◆ WHAT YOU ARE ASKED TO DO: Copy everything in the listing below word for word, apart from any images.

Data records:
_ _ _

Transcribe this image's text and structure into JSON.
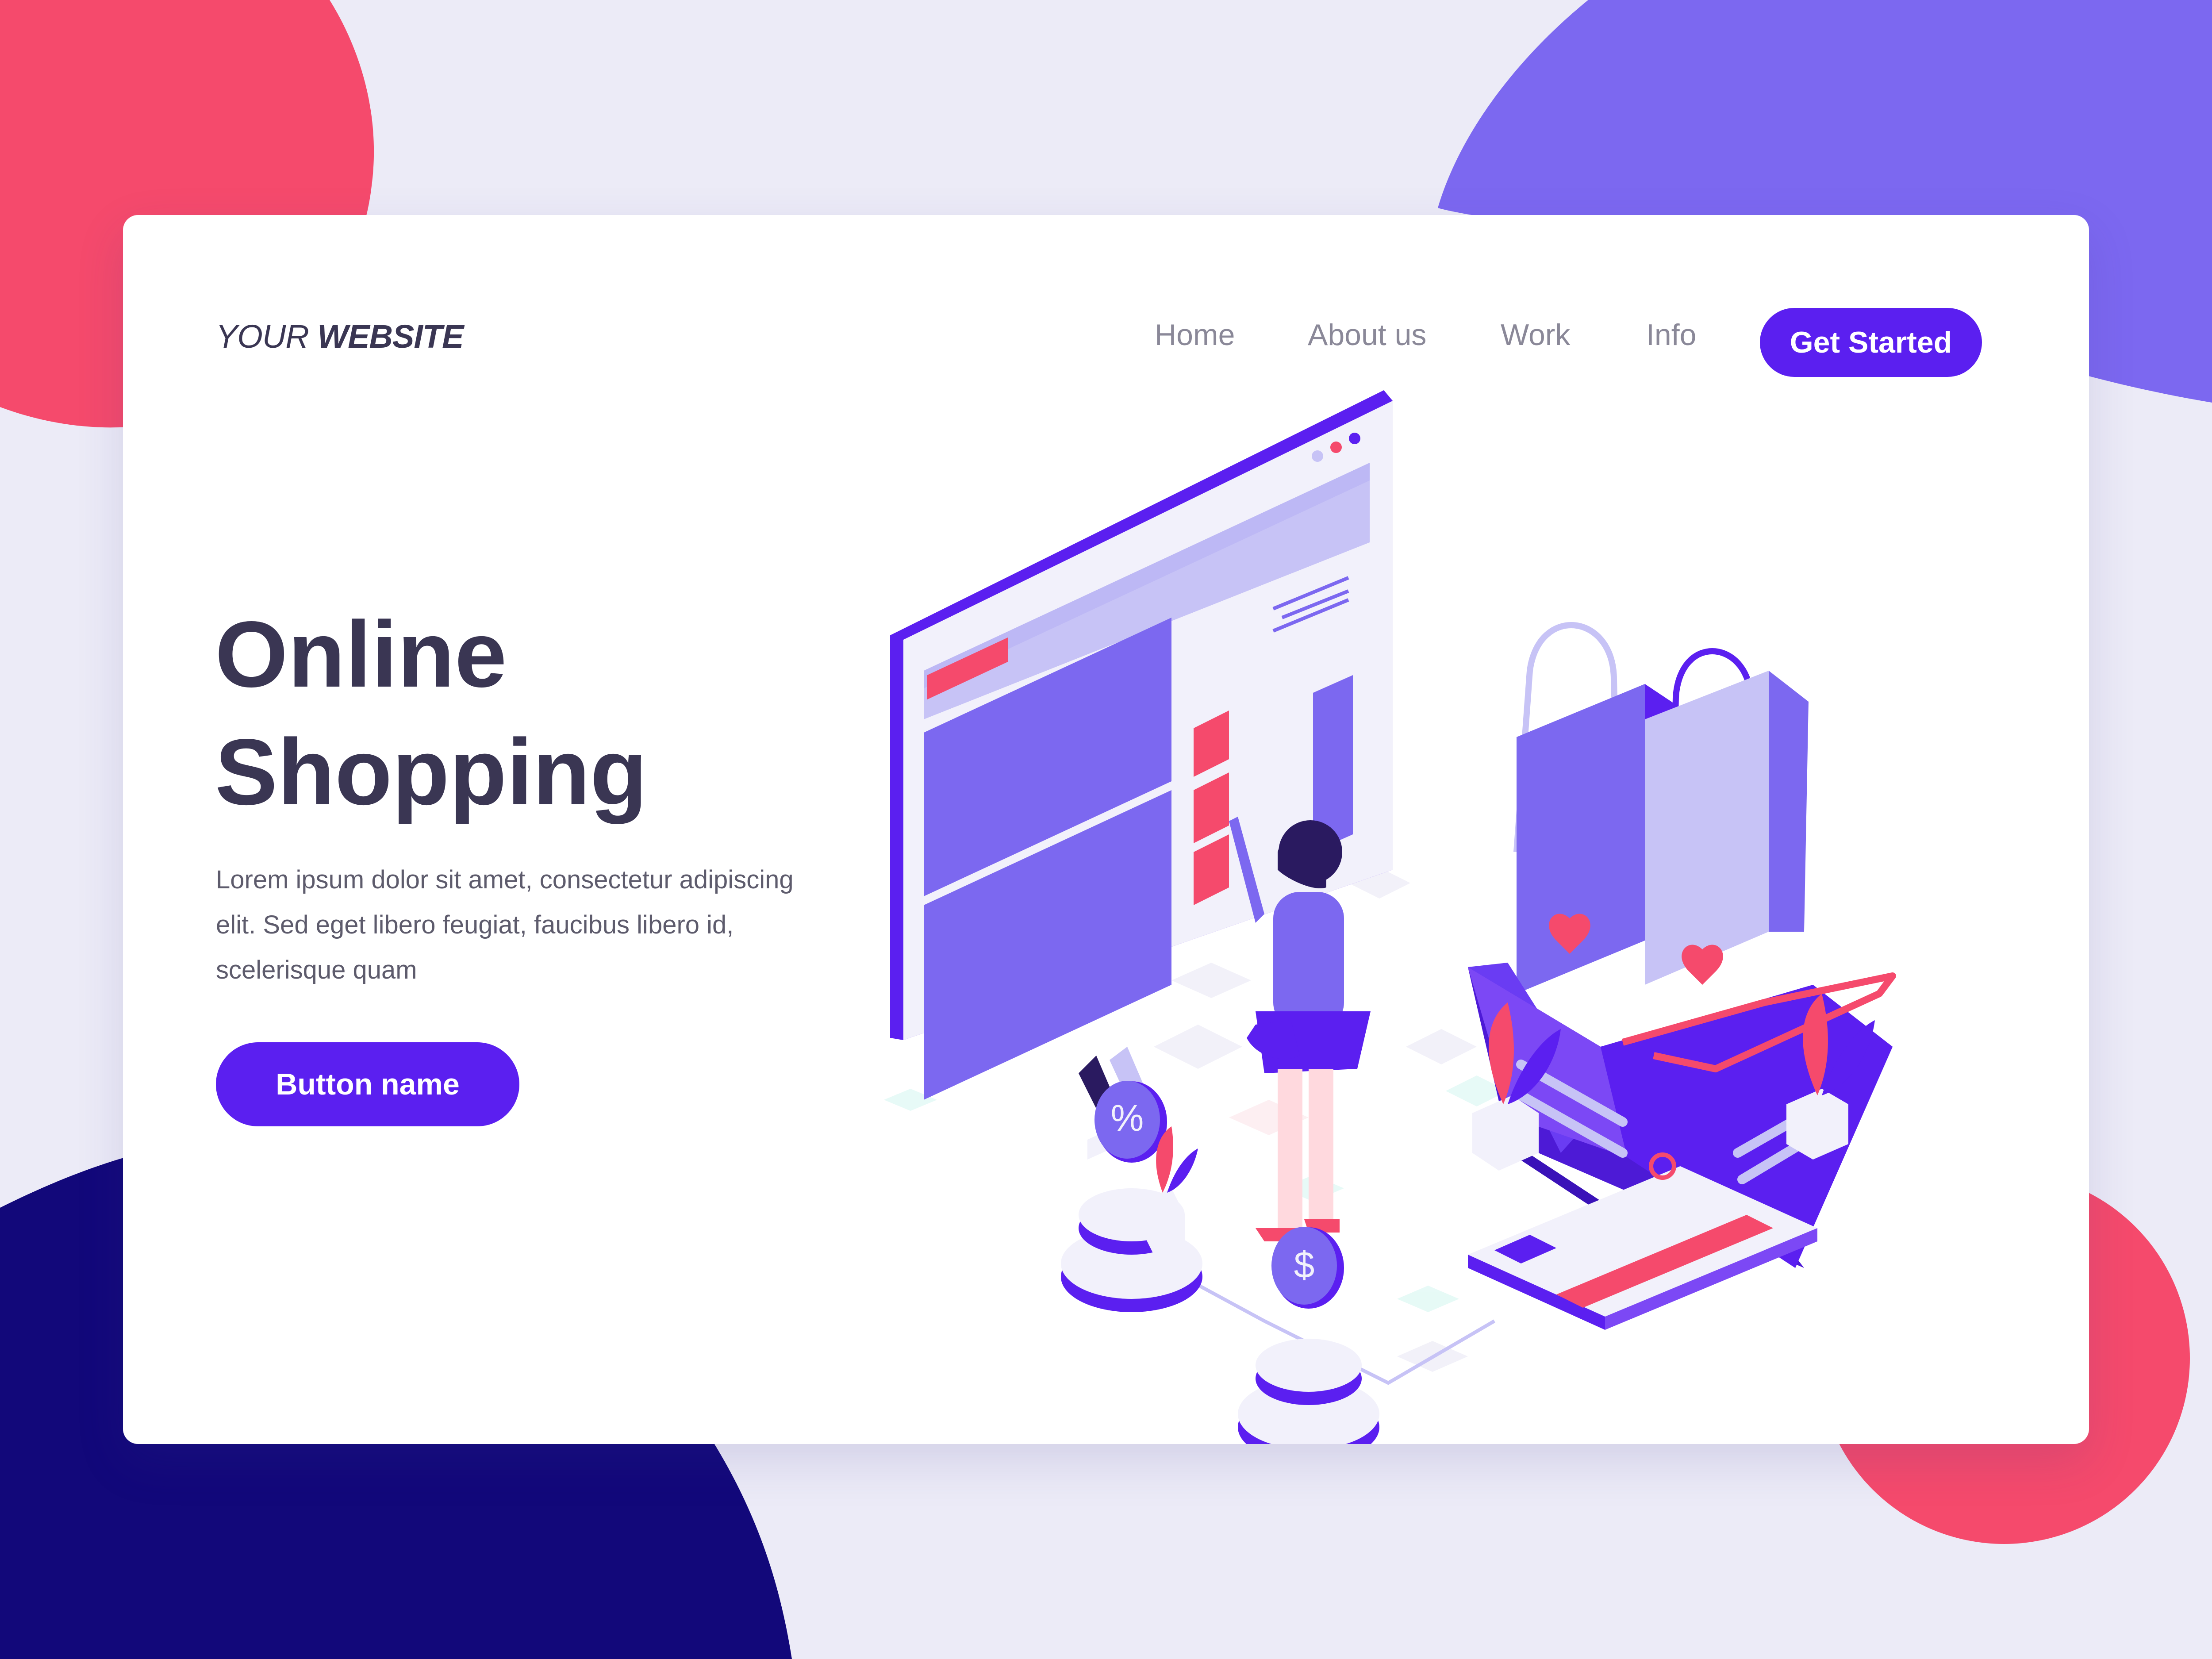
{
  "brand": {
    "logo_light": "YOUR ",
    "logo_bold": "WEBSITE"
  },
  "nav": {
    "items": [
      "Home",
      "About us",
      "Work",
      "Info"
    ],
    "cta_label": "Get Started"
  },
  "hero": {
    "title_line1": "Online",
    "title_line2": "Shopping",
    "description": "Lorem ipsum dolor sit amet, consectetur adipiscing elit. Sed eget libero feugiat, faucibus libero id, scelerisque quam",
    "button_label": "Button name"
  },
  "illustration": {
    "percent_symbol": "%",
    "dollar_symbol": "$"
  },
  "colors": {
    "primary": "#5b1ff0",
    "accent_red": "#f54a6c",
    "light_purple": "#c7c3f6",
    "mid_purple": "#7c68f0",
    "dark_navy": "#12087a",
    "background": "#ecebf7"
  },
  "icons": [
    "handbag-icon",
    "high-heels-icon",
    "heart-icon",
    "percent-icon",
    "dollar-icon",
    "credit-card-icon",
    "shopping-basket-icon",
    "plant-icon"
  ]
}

_ _ _

◆ WORKED ANSWER:
Transcribe this image's text and structure into JSON.
{
  "brand": {
    "logo_light": "YOUR ",
    "logo_bold": "WEBSITE"
  },
  "nav": {
    "items": [
      "Home",
      "About us",
      "Work",
      "Info"
    ],
    "cta_label": "Get Started"
  },
  "hero": {
    "title_line1": "Online",
    "title_line2": "Shopping",
    "description": "Lorem ipsum dolor sit amet, consectetur adipiscing elit. Sed eget libero feugiat, faucibus libero id, scelerisque quam",
    "button_label": "Button name"
  },
  "illustration": {
    "percent_symbol": "%",
    "dollar_symbol": "$"
  },
  "colors": {
    "primary": "#5b1ff0",
    "accent_red": "#f54a6c",
    "light_purple": "#c7c3f6",
    "mid_purple": "#7c68f0",
    "dark_navy": "#12087a",
    "background": "#ecebf7"
  },
  "icons": [
    "handbag-icon",
    "high-heels-icon",
    "heart-icon",
    "percent-icon",
    "dollar-icon",
    "credit-card-icon",
    "shopping-basket-icon",
    "plant-icon"
  ]
}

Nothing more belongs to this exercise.